----- Given entries -----
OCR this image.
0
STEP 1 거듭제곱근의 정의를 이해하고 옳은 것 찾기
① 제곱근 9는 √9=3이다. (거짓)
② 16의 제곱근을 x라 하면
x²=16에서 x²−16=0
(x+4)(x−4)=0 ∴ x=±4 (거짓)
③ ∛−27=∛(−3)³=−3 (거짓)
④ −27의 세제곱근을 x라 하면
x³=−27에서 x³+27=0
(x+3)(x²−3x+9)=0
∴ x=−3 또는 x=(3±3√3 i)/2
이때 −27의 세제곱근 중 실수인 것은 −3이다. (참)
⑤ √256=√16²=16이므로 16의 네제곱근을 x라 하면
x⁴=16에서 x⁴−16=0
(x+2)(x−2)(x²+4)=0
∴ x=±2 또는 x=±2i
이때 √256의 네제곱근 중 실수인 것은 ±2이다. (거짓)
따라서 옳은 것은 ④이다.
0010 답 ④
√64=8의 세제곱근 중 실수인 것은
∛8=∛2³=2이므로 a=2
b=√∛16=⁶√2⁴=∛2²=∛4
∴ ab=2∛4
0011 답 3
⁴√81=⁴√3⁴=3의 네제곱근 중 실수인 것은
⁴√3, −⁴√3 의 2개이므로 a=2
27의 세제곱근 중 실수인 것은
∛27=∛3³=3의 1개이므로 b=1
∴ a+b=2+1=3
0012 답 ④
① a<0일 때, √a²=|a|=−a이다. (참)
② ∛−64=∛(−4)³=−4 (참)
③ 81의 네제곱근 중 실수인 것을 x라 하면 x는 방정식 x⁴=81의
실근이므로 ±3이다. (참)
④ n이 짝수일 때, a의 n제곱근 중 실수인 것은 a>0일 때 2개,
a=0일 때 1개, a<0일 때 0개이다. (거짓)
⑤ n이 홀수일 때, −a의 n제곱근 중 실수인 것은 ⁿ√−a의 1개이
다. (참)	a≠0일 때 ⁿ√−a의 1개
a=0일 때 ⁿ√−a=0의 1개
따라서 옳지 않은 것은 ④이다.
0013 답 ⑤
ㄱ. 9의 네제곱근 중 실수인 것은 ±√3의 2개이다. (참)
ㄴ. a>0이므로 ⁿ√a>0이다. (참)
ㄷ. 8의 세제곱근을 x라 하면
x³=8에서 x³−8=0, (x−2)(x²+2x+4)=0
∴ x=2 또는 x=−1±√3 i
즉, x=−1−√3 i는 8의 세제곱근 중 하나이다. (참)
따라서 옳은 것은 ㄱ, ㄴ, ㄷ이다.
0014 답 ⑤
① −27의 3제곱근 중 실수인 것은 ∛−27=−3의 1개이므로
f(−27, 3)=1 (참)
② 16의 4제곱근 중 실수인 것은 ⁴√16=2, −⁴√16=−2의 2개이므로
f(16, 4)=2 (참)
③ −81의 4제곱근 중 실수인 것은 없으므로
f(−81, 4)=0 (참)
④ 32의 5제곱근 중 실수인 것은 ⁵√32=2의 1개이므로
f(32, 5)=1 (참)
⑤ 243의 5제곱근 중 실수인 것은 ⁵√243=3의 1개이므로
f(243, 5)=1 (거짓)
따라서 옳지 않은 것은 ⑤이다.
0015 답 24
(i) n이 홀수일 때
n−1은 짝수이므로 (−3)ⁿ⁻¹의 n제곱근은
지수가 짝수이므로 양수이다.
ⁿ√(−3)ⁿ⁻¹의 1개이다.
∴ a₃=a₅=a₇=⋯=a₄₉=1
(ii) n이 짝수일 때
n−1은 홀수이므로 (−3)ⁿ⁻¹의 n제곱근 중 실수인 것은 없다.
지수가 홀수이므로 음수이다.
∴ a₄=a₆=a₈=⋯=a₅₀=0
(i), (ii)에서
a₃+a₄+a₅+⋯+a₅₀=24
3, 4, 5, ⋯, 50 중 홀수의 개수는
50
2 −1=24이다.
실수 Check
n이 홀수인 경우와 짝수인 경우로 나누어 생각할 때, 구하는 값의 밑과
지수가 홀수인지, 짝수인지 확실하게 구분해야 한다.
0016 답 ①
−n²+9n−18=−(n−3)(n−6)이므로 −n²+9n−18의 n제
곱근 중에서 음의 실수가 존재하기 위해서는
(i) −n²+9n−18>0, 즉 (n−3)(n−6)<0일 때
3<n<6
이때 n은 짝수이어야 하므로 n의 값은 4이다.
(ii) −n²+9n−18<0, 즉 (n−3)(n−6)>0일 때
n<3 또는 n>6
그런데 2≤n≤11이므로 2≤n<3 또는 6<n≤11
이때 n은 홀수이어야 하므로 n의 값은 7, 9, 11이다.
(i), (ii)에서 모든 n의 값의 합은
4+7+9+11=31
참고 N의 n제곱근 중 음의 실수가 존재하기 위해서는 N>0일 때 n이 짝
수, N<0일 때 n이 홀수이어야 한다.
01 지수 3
-----
Written request = Write out all the lines again, exactly as they are.

Complete response =
OCR this image.
0
STEP 1 거듭제곱근의 정의를 이해하고 옳은 것 찾기
① 제곱근 9는 √9=3이다. (거짓)
② 16의 제곱근을 x라 하면
x²=16에서 x²−16=0
(x+4)(x−4)=0 ∴ x=±4 (거짓)
③ ∛−27=∛(−3)³=−3 (거짓)
④ −27의 세제곱근을 x라 하면
x³=−27에서 x³+27=0
(x+3)(x²−3x+9)=0
∴ x=−3 또는 x=(3±3√3 i)/2
이때 −27의 세제곱근 중 실수인 것은 −3이다. (참)
⑤ √256=√16²=16이므로 16의 네제곱근을 x라 하면
x⁴=16에서 x⁴−16=0
(x+2)(x−2)(x²+4)=0
∴ x=±2 또는 x=±2i
이때 √256의 네제곱근 중 실수인 것은 ±2이다. (거짓)
따라서 옳은 것은 ④이다.
0010 답 ④
√64=8의 세제곱근 중 실수인 것은
∛8=∛2³=2이므로 a=2
b=√∛16=⁶√2⁴=∛2²=∛4
∴ ab=2∛4
0011 답 3
⁴√81=⁴√3⁴=3의 네제곱근 중 실수인 것은
⁴√3, −⁴√3 의 2개이므로 a=2
27의 세제곱근 중 실수인 것은
∛27=∛3³=3의 1개이므로 b=1
∴ a+b=2+1=3
0012 답 ④
① a<0일 때, √a²=|a|=−a이다. (참)
② ∛−64=∛(−4)³=−4 (참)
③ 81의 네제곱근 중 실수인 것을 x라 하면 x는 방정식 x⁴=81의
실근이므로 ±3이다. (참)
④ n이 짝수일 때, a의 n제곱근 중 실수인 것은 a>0일 때 2개,
a=0일 때 1개, a<0일 때 0개이다. (거짓)
⑤ n이 홀수일 때, −a의 n제곱근 중 실수인 것은 ⁿ√−a의 1개이
다. (참)	a≠0일 때 ⁿ√−a의 1개
a=0일 때 ⁿ√−a=0의 1개
따라서 옳지 않은 것은 ④이다.
0013 답 ⑤
ㄱ. 9의 네제곱근 중 실수인 것은 ±√3의 2개이다. (참)
ㄴ. a>0이므로 ⁿ√a>0이다. (참)
ㄷ. 8의 세제곱근을 x라 하면
x³=8에서 x³−8=0, (x−2)(x²+2x+4)=0
∴ x=2 또는 x=−1±√3 i
즉, x=−1−√3 i는 8의 세제곱근 중 하나이다. (참)
따라서 옳은 것은 ㄱ, ㄴ, ㄷ이다.
0014 답 ⑤
① −27의 3제곱근 중 실수인 것은 ∛−27=−3의 1개이므로
f(−27, 3)=1 (참)
② 16의 4제곱근 중 실수인 것은 ⁴√16=2, −⁴√16=−2의 2개이므로
f(16, 4)=2 (참)
③ −81의 4제곱근 중 실수인 것은 없으므로
f(−81, 4)=0 (참)
④ 32의 5제곱근 중 실수인 것은 ⁵√32=2의 1개이므로
f(32, 5)=1 (참)
⑤ 243의 5제곱근 중 실수인 것은 ⁵√243=3의 1개이므로
f(243, 5)=1 (거짓)
따라서 옳지 않은 것은 ⑤이다.
0015 답 24
(i) n이 홀수일 때
n−1은 짝수이므로 (−3)ⁿ⁻¹의 n제곱근은
지수가 짝수이므로 양수이다.
ⁿ√(−3)ⁿ⁻¹의 1개이다.
∴ a₃=a₅=a₇=⋯=a₄₉=1
(ii) n이 짝수일 때
n−1은 홀수이므로 (−3)ⁿ⁻¹의 n제곱근 중 실수인 것은 없다.
지수가 홀수이므로 음수이다.
∴ a₄=a₆=a₈=⋯=a₅₀=0
(i), (ii)에서
a₃+a₄+a₅+⋯+a₅₀=24
3, 4, 5, ⋯, 50 중 홀수의 개수는
50
2 −1=24이다.
실수 Check
n이 홀수인 경우와 짝수인 경우로 나누어 생각할 때, 구하는 값의 밑과
지수가 홀수인지, 짝수인지 확실하게 구분해야 한다.
0016 답 ①
−n²+9n−18=−(n−3)(n−6)이므로 −n²+9n−18의 n제
곱근 중에서 음의 실수가 존재하기 위해서는
(i) −n²+9n−18>0, 즉 (n−3)(n−6)<0일 때
3<n<6
이때 n은 짝수이어야 하므로 n의 값은 4이다.
(ii) −n²+9n−18<0, 즉 (n−3)(n−6)>0일 때
n<3 또는 n>6
그런데 2≤n≤11이므로 2≤n<3 또는 6<n≤11
이때 n은 홀수이어야 하므로 n의 값은 7, 9, 11이다.
(i), (ii)에서 모든 n의 값의 합은
4+7+9+11=31
참고 N의 n제곱근 중 음의 실수가 존재하기 위해서는 N>0일 때 n이 짝
수, N<0일 때 n이 홀수이어야 한다.
01 지수 3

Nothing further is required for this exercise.